WHAT TO DO>
Look at each line of the records and count those with "description" in them. Please answer with the count alone.

Records from a data collection:

[Start]

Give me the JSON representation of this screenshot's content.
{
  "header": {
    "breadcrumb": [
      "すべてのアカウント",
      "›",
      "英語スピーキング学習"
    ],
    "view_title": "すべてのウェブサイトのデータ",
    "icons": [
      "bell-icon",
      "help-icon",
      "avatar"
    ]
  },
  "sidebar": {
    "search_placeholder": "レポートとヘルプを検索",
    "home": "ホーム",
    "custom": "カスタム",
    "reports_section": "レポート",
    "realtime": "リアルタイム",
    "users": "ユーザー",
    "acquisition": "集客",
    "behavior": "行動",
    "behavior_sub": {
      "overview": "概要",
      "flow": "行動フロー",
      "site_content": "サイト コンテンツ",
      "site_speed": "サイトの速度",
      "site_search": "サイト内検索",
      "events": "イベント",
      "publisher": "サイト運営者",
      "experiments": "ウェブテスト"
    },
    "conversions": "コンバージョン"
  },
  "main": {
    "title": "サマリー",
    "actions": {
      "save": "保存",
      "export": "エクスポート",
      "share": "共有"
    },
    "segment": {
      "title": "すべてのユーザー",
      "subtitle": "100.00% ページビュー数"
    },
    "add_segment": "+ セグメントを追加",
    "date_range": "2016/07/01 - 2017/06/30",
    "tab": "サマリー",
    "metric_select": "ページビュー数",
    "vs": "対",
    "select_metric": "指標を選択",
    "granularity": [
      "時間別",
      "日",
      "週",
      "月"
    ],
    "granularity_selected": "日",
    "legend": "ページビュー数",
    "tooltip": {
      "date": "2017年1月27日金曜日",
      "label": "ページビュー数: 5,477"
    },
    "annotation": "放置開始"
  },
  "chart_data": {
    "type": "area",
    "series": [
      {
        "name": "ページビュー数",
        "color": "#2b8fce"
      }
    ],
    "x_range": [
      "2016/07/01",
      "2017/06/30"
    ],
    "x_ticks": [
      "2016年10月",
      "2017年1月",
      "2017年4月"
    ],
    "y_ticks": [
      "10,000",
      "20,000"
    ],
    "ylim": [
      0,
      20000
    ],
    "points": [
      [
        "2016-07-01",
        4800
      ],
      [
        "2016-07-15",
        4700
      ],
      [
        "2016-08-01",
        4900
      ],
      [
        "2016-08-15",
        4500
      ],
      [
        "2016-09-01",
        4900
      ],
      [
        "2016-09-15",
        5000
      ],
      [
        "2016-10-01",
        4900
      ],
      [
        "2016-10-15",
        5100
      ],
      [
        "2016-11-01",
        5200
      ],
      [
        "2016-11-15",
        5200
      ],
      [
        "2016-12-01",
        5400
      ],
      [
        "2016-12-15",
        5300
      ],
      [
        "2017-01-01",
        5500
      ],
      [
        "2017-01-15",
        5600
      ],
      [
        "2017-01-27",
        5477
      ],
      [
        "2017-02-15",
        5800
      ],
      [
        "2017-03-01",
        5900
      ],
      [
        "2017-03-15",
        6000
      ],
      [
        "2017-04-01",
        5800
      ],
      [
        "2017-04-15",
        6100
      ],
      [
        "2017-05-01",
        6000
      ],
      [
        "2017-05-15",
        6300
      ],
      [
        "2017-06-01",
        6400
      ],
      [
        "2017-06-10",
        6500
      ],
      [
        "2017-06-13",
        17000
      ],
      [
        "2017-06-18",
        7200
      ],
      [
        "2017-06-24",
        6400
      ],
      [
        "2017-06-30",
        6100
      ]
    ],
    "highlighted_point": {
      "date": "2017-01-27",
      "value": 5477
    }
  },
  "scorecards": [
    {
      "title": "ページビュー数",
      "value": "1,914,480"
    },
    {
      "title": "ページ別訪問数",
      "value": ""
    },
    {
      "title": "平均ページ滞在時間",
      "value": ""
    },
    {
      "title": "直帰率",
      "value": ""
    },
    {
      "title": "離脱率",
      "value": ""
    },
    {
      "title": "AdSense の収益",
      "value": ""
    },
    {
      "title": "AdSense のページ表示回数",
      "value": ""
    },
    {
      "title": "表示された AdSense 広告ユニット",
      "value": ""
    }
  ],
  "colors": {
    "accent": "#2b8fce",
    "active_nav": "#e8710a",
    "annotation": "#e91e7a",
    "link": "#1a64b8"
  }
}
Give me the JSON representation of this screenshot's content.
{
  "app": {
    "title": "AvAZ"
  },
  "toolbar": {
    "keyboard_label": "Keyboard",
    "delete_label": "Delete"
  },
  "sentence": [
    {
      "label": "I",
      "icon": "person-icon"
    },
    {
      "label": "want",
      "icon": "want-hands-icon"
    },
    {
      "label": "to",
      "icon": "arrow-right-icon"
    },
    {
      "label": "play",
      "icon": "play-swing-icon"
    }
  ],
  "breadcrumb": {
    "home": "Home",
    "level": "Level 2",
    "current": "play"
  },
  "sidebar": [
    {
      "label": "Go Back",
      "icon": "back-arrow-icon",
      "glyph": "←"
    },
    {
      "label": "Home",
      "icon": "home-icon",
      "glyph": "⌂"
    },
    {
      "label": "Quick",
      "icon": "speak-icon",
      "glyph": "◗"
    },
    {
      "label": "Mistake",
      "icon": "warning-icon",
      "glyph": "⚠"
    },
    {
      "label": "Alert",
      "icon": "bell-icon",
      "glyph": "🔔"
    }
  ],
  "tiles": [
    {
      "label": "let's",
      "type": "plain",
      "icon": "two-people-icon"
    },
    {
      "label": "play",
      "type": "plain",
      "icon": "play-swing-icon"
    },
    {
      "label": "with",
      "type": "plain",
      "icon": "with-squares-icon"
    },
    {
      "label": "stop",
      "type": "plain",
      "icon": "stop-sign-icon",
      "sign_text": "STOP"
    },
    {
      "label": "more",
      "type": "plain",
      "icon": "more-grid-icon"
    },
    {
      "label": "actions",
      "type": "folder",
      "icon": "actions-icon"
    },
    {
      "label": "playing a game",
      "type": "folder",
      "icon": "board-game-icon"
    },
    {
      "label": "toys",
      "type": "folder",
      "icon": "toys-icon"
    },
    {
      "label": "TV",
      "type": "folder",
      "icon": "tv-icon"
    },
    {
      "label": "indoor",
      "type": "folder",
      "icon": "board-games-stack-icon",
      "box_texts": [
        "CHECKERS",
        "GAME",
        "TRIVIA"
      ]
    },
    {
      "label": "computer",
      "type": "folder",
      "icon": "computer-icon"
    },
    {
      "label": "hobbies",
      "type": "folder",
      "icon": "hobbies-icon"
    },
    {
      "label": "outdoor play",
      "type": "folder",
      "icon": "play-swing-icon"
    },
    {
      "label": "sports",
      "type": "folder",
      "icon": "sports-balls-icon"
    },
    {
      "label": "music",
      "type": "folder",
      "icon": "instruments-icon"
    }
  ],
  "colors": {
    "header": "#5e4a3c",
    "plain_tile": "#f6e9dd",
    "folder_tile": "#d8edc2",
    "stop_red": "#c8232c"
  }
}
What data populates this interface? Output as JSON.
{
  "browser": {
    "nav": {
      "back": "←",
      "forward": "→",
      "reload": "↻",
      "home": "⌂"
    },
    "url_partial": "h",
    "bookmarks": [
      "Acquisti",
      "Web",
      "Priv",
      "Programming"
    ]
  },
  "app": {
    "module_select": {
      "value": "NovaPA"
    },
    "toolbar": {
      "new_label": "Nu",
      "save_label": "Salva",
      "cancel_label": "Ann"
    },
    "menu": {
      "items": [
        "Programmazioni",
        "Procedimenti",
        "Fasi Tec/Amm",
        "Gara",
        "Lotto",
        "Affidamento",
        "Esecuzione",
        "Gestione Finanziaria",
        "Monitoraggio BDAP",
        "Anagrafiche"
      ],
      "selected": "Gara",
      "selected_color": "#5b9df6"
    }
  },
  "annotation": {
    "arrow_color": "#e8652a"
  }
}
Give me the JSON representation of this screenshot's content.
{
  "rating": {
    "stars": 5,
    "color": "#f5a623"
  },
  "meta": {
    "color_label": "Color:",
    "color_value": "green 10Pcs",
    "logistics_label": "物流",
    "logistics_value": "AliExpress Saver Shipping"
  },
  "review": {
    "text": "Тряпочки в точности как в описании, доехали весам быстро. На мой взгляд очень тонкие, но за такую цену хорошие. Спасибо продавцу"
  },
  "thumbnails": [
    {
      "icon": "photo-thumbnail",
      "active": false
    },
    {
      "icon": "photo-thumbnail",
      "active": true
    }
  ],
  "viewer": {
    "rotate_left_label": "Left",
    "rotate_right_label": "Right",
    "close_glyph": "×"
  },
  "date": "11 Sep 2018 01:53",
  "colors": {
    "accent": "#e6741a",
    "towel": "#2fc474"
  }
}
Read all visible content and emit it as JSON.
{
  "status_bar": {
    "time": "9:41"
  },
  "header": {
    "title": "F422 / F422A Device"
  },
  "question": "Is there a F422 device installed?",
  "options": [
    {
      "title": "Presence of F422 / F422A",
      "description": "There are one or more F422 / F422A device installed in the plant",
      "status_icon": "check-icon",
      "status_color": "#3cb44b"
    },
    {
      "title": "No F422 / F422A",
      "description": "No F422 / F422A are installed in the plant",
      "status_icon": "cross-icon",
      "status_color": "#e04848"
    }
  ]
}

[End]

TASK SOLUTION>
2